-- Begin --
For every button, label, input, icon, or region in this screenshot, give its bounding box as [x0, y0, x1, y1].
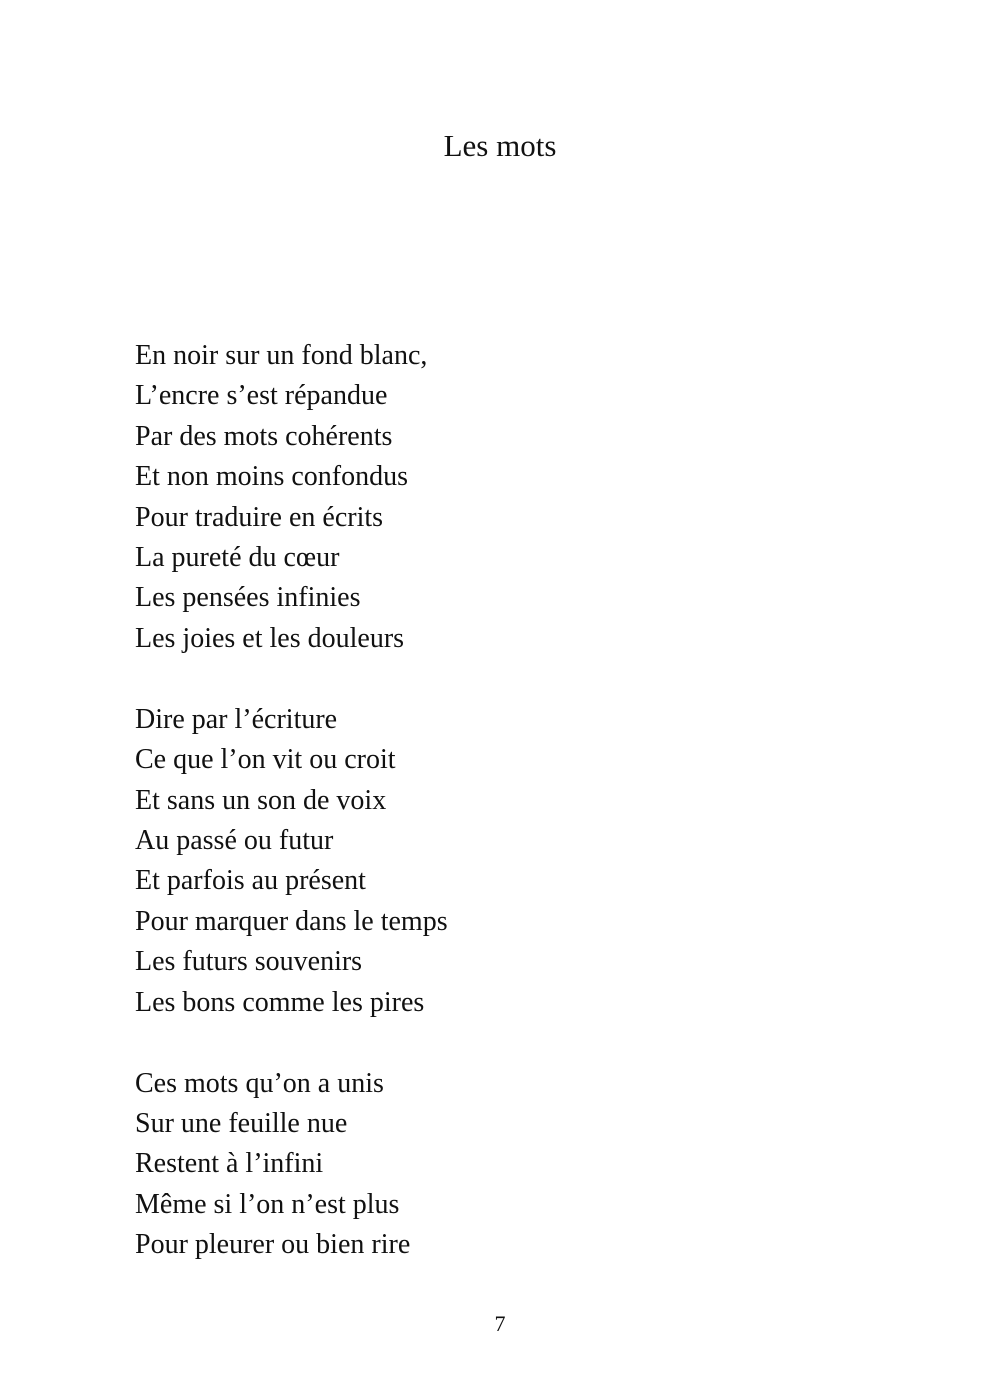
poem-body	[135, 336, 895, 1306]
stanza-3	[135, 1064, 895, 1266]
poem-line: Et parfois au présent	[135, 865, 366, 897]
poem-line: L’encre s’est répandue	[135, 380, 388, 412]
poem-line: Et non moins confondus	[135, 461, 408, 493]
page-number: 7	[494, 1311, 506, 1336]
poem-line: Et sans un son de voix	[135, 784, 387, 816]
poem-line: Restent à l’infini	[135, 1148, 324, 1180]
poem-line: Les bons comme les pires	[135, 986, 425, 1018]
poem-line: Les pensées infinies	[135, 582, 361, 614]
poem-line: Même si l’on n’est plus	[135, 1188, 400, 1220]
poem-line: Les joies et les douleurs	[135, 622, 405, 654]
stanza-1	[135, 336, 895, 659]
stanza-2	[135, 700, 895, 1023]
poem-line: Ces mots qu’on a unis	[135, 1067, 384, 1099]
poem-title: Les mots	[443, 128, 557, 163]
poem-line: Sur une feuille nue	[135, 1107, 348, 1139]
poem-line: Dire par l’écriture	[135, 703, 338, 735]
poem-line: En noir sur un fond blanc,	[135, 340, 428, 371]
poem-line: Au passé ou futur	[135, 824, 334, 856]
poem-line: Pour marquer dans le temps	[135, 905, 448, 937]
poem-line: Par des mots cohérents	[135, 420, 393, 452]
-- End --
Task details:
Render every line of the records above as a JSON list of strings, one string per line, skipping blank lines and leaving out the pictures.

The answer:
[
  "For every button, label, input, icon, or region in this screenshot, give its bounding box as [x0, y0, x1, y1].",
  "poem-body\t[135, 336, 895, 1306]",
  "stanza-3\t[135, 1064, 895, 1266]",
  "poem-line: Et parfois au présent\t[135, 865, 366, 897]",
  "poem-line: L’encre s’est répandue\t[135, 380, 388, 412]",
  "poem-line: Et non moins confondus\t[135, 461, 408, 493]",
  "page-number: 7\t[494, 1311, 506, 1336]",
  "poem-line: Et sans un son de voix\t[135, 784, 387, 816]",
  "poem-line: Restent à l’infini\t[135, 1148, 324, 1180]",
  "poem-line: Les bons comme les pires\t[135, 986, 425, 1018]",
  "poem-line: Les pensées infinies\t[135, 582, 361, 614]",
  "poem-line: Même si l’on n’est plus\t[135, 1188, 400, 1220]",
  "poem-line: Les joies et les douleurs\t[135, 622, 405, 654]",
  "stanza-1\t[135, 336, 895, 659]",
  "stanza-2\t[135, 700, 895, 1023]",
  "poem-line: Ces mots qu’on a unis\t[135, 1067, 384, 1099]",
  "poem-title: Les mots\t[443, 128, 557, 163]",
  "poem-line: Sur une feuille nue\t[135, 1107, 348, 1139]",
  "poem-line: Dire par l’écriture\t[135, 703, 338, 735]",
  "poem-line: En noir sur un fond blanc,\t[135, 340, 428, 371]",
  "poem-line: Au passé ou futur\t[135, 824, 334, 856]",
  "poem-line: Pour marquer dans le temps\t[135, 905, 448, 937]",
  "poem-line: Par des mots cohérents\t[135, 420, 393, 452]"
]